PROBLEM DETAILS:
Look through the records and copy every line in which "Nacional" appears.

════════════════

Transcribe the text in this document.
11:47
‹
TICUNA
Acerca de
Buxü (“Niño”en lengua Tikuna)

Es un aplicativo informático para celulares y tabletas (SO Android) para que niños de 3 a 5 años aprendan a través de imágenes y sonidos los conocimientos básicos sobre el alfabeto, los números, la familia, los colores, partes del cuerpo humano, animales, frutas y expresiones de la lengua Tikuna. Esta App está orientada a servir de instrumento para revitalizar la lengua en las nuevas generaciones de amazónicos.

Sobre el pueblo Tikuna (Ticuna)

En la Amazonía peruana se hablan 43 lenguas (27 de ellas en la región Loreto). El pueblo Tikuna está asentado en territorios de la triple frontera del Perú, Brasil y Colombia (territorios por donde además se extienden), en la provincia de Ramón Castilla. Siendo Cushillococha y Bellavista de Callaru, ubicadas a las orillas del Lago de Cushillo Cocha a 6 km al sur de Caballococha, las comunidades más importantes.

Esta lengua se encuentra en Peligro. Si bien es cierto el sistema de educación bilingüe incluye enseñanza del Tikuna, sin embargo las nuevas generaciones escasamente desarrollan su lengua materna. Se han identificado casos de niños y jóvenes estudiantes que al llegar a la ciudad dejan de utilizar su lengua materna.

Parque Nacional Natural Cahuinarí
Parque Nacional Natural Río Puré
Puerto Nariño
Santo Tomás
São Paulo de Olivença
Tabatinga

════════════════

RESPONSE TO THIS TASK:
Parque Nacional Natural Cahuinarí
Parque Nacional Natural Río Puré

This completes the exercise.